** Start **

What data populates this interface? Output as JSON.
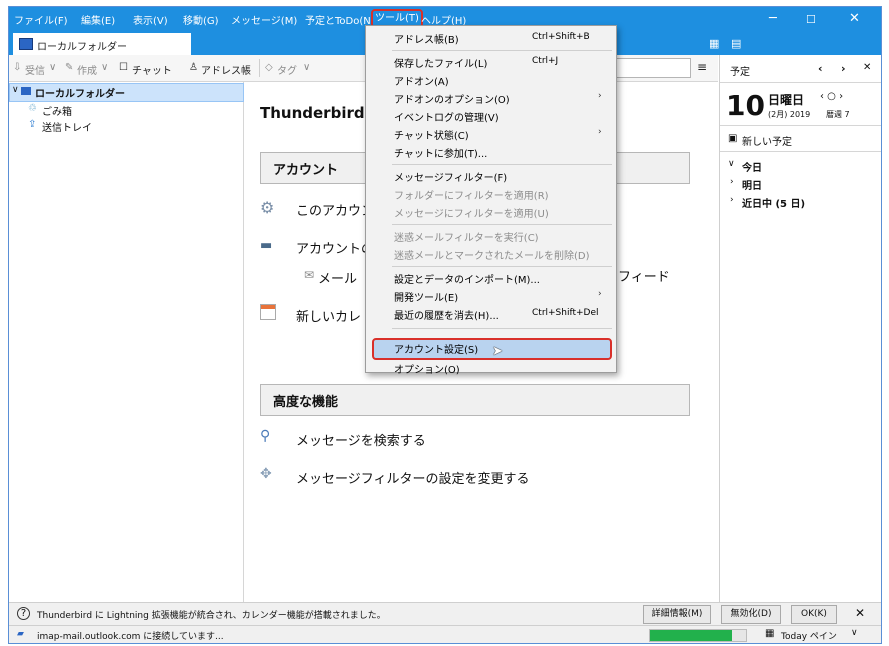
{
  "menubar": {
    "items": [
      "ファイル(F)",
      "編集(E)",
      "表示(V)",
      "移動(G)",
      "メッセージ(M)",
      "予定とToDo(N)",
      "ツール(T)",
      "ヘルプ(H)"
    ]
  },
  "tab": {
    "label": "ローカルフォルダー"
  },
  "toolbar": {
    "receive": "受信",
    "compose": "作成",
    "chat": "チャット",
    "address_book": "アドレス帳",
    "tag": "タグ"
  },
  "folders": {
    "root": "ローカルフォルダー",
    "trash": "ごみ箱",
    "outbox": "送信トレイ"
  },
  "main": {
    "title": "Thunderbird",
    "section_accounts": "アカウント",
    "row1": "このアカウン",
    "row2": "アカウントの",
    "mail": "メール",
    "feed": "フィード",
    "new_calendar": "新しいカレ",
    "section_advanced": "高度な機能",
    "search_messages": "メッセージを検索する",
    "change_filters": "メッセージフィルターの設定を変更する"
  },
  "tools_menu": {
    "items": [
      {
        "label": "アドレス帳(B)",
        "shortcut": "Ctrl+Shift+B"
      },
      {
        "label": "保存したファイル(L)",
        "shortcut": "Ctrl+J"
      },
      {
        "label": "アドオン(A)"
      },
      {
        "label": "アドオンのオプション(O)"
      },
      {
        "label": "イベントログの管理(V)"
      },
      {
        "label": "チャット状態(C)"
      },
      {
        "label": "チャットに参加(T)..."
      },
      {
        "label": "メッセージフィルター(F)"
      },
      {
        "label": "フォルダーにフィルターを適用(R)"
      },
      {
        "label": "メッセージにフィルターを適用(U)"
      },
      {
        "label": "迷惑メールフィルターを実行(C)"
      },
      {
        "label": "迷惑メールとマークされたメールを削除(D)"
      },
      {
        "label": "設定とデータのインポート(M)..."
      },
      {
        "label": "開発ツール(E)"
      },
      {
        "label": "最近の履歴を消去(H)...",
        "shortcut": "Ctrl+Shift+Del"
      },
      {
        "label": "アカウント設定(S)"
      },
      {
        "label": "オプション(O)"
      }
    ]
  },
  "calendar": {
    "header": "予定",
    "day": "10",
    "weekday": "日曜日",
    "month_year": "(2月) 2019",
    "week": "暦週 7",
    "new_event": "新しい予定",
    "groups": [
      "今日",
      "明日",
      "近日中 (5 日)"
    ]
  },
  "notification": {
    "text": "Thunderbird に Lightning 拡張機能が統合され、カレンダー機能が搭載されました。",
    "details": "詳細情報(M)",
    "disable": "無効化(D)",
    "ok": "OK(K)"
  },
  "status": {
    "text": "imap-mail.outlook.com に接続しています...",
    "today_pane": "Today ペイン",
    "progress": 0.85
  },
  "colors": {
    "titlebar": "#1e8fe0",
    "highlight_border": "#d9302a",
    "selection": "#b9d3ef",
    "progress": "#22b14c"
  }
}
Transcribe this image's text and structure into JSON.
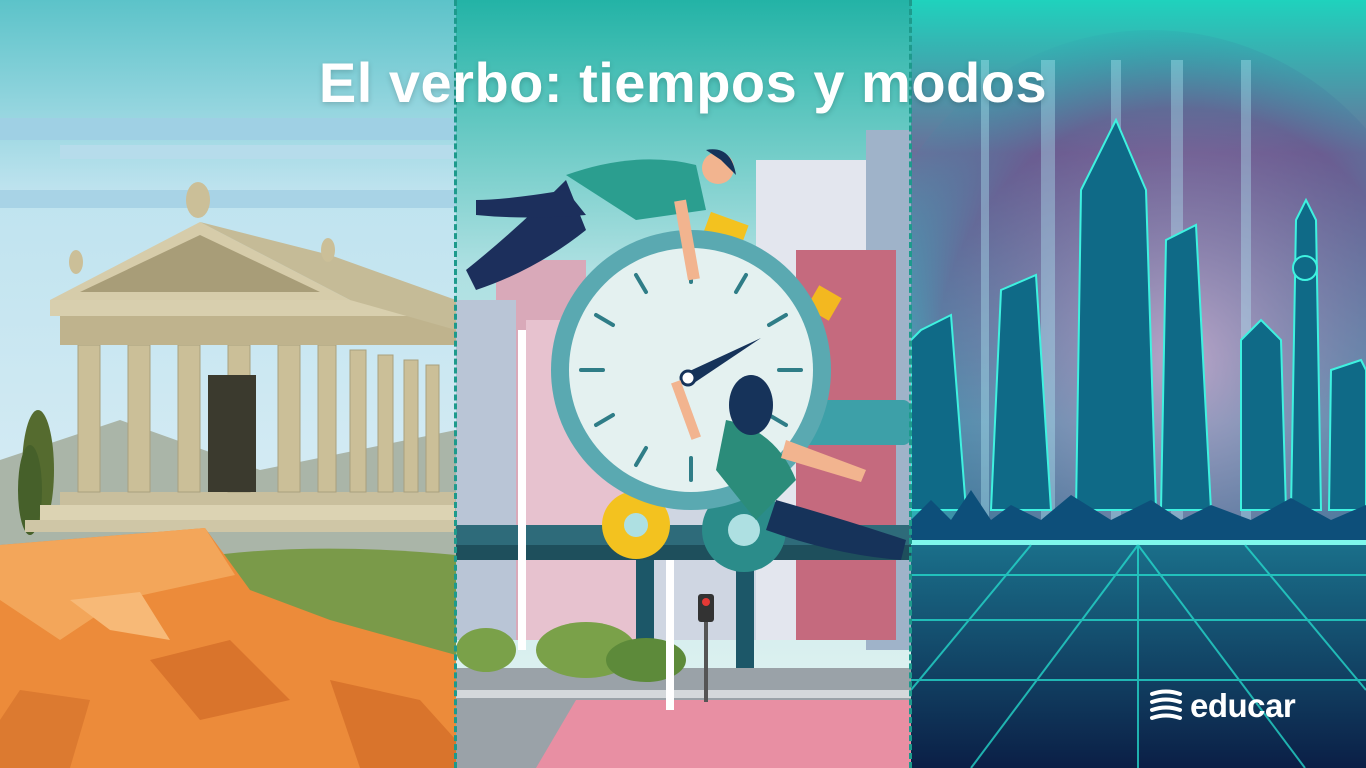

** End **

### THE REQUEST:
Quote the records in full and exactly; skip any image.

### SOLUTION FOR THIS TASK:
What data populates this interface? Output as JSON.
{
  "menubar": {
    "items": [
      "ファイル(F)",
      "編集(E)",
      "表示(V)",
      "移動(G)",
      "メッセージ(M)",
      "予定とToDo(N)",
      "ツール(T)",
      "ヘルプ(H)"
    ]
  },
  "tab": {
    "label": "ローカルフォルダー"
  },
  "toolbar": {
    "receive": "受信",
    "compose": "作成",
    "chat": "チャット",
    "address_book": "アドレス帳",
    "tag": "タグ"
  },
  "folders": {
    "root": "ローカルフォルダー",
    "trash": "ごみ箱",
    "outbox": "送信トレイ"
  },
  "main": {
    "title": "Thunderbird",
    "section_accounts": "アカウント",
    "row1": "このアカウン",
    "row2": "アカウントの",
    "mail": "メール",
    "feed": "フィード",
    "new_calendar": "新しいカレ",
    "section_advanced": "高度な機能",
    "search_messages": "メッセージを検索する",
    "change_filters": "メッセージフィルターの設定を変更する"
  },
  "tools_menu": {
    "items": [
      {
        "label": "アドレス帳(B)",
        "shortcut": "Ctrl+Shift+B"
      },
      {
        "label": "保存したファイル(L)",
        "shortcut": "Ctrl+J"
      },
      {
        "label": "アドオン(A)"
      },
      {
        "label": "アドオンのオプション(O)"
      },
      {
        "label": "イベントログの管理(V)"
      },
      {
        "label": "チャット状態(C)"
      },
      {
        "label": "チャットに参加(T)..."
      },
      {
        "label": "メッセージフィルター(F)"
      },
      {
        "label": "フォルダーにフィルターを適用(R)"
      },
      {
        "label": "メッセージにフィルターを適用(U)"
      },
      {
        "label": "迷惑メールフィルターを実行(C)"
      },
      {
        "label": "迷惑メールとマークされたメールを削除(D)"
      },
      {
        "label": "設定とデータのインポート(M)..."
      },
      {
        "label": "開発ツール(E)"
      },
      {
        "label": "最近の履歴を消去(H)...",
        "shortcut": "Ctrl+Shift+Del"
      },
      {
        "label": "アカウント設定(S)"
      },
      {
        "label": "オプション(O)"
      }
    ]
  },
  "calendar": {
    "header": "予定",
    "day": "10",
    "weekday": "日曜日",
    "month_year": "(2月) 2019",
    "week": "暦週 7",
    "new_event": "新しい予定",
    "groups": [
      "今日",
      "明日",
      "近日中 (5 日)"
    ]
  },
  "notification": {
    "text": "Thunderbird に Lightning 拡張機能が統合され、カレンダー機能が搭載されました。",
    "details": "詳細情報(M)",
    "disable": "無効化(D)",
    "ok": "OK(K)"
  },
  "status": {
    "text": "imap-mail.outlook.com に接続しています...",
    "today_pane": "Today ペイン",
    "progress": 0.85
  },
  "colors": {
    "titlebar": "#1e8fe0",
    "highlight_border": "#d9302a",
    "selection": "#b9d3ef",
    "progress": "#22b14c"
  }
}
Transcribe this image's text and structure into JSON.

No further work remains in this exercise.